Stated problem: Every line with the word "document" in it should be extracted from the data that follows.

Record set:

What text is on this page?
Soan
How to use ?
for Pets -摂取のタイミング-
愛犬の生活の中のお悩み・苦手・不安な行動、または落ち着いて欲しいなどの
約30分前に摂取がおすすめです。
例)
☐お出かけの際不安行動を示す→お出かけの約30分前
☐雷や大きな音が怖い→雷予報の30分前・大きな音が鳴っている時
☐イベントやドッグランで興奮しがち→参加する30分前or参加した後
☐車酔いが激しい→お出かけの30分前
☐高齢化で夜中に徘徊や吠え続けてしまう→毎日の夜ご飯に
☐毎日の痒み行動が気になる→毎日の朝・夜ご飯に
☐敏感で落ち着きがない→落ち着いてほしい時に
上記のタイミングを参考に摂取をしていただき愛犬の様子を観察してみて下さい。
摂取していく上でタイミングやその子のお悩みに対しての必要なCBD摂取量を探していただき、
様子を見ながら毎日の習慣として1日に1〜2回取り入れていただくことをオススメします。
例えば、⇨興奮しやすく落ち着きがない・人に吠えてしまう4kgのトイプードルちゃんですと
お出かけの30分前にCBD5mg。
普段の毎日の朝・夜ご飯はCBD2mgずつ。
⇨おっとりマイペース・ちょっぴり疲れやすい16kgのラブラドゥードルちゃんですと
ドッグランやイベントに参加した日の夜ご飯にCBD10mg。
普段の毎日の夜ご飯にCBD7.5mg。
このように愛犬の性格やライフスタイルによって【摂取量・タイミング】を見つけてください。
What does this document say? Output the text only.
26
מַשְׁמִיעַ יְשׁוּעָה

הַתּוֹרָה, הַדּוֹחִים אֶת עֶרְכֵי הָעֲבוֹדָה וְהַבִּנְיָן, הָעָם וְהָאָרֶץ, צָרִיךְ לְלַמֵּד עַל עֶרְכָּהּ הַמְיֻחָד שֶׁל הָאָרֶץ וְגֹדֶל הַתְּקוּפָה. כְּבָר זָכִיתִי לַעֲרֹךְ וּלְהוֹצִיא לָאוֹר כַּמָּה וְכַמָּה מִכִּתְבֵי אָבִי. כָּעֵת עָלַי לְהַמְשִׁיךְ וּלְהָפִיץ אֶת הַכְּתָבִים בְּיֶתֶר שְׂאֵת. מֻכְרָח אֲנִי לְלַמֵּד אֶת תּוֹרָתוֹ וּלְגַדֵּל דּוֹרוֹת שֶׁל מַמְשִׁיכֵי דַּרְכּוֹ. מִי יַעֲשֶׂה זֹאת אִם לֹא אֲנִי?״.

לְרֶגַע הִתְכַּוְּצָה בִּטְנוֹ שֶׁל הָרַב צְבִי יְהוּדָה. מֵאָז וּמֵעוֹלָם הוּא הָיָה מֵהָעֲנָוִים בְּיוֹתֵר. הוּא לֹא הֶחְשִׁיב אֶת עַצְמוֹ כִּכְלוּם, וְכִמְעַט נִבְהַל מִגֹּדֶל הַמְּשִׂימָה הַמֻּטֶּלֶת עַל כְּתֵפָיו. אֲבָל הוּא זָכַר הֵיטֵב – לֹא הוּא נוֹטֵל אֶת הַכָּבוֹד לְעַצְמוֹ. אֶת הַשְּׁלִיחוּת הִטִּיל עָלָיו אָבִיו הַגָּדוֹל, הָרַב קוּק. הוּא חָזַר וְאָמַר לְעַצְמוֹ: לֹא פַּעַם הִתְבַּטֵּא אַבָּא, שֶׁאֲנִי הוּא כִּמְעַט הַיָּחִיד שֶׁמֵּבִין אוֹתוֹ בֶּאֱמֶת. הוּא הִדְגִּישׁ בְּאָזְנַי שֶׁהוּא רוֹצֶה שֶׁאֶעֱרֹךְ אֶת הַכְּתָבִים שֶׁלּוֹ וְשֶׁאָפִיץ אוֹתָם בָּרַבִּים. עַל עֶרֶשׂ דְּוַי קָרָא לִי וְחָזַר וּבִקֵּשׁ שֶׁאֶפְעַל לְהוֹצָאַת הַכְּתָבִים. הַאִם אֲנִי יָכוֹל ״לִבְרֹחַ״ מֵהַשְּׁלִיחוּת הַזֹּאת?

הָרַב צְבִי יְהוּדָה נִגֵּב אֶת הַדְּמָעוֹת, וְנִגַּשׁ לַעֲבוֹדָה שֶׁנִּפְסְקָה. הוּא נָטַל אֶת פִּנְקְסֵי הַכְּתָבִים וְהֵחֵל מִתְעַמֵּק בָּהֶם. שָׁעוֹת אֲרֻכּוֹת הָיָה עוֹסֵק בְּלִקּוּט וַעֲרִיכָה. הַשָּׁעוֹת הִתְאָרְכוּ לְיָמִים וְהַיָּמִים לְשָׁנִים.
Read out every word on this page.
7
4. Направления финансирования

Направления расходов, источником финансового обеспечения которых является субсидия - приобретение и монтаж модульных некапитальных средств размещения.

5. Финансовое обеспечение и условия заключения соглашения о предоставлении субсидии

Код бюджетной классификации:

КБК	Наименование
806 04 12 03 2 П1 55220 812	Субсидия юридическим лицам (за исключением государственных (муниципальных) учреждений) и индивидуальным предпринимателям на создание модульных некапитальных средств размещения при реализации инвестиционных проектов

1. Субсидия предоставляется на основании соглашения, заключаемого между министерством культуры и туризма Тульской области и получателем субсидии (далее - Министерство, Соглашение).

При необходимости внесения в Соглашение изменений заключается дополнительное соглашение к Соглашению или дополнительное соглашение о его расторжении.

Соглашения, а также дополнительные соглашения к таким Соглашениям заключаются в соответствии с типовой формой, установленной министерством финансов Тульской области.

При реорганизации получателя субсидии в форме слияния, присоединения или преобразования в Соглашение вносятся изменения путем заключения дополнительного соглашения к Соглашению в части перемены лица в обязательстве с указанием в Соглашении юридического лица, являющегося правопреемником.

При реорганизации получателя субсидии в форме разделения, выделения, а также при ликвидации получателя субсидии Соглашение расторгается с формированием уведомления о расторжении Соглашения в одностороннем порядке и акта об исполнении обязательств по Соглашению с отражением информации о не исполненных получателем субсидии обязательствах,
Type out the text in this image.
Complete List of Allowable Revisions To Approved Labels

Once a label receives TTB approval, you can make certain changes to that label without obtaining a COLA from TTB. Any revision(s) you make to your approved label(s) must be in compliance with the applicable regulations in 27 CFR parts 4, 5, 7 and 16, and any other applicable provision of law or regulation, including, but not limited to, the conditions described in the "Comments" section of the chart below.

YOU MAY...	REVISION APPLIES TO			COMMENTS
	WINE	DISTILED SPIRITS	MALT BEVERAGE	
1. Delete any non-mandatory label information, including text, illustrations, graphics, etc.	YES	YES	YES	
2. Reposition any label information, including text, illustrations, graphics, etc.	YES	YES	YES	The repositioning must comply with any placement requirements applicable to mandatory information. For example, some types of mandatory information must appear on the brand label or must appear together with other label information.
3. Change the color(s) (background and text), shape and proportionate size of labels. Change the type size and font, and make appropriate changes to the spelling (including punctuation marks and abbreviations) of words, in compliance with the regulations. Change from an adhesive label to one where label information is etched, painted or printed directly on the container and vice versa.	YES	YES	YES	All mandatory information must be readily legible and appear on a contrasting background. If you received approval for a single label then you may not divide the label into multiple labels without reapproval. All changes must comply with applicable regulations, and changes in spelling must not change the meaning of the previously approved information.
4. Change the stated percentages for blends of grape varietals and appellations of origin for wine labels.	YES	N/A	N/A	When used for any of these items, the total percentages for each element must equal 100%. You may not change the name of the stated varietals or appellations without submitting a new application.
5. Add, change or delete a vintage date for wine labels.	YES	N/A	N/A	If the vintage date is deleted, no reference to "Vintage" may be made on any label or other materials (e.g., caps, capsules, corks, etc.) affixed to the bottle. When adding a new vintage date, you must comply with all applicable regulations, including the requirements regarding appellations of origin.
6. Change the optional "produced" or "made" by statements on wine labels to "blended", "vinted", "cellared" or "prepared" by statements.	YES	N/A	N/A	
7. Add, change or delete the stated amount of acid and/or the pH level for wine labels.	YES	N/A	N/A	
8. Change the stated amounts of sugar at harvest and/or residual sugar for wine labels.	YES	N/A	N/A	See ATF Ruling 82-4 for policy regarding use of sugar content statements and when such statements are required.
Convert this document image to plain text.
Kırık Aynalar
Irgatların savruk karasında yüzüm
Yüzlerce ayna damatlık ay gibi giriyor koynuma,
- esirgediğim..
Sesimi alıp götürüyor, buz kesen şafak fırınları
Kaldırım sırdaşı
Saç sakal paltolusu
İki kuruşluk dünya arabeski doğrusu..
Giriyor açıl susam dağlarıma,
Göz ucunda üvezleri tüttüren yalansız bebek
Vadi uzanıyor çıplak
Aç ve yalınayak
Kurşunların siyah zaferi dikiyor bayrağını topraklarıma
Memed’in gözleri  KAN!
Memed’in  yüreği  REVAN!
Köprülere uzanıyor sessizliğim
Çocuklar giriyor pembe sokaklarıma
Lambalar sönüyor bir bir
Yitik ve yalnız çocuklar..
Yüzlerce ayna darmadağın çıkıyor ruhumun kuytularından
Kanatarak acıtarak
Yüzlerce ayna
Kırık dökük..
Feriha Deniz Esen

Solution to the exercise:
What does this document say? Output the text only.
Convert this document image to plain text.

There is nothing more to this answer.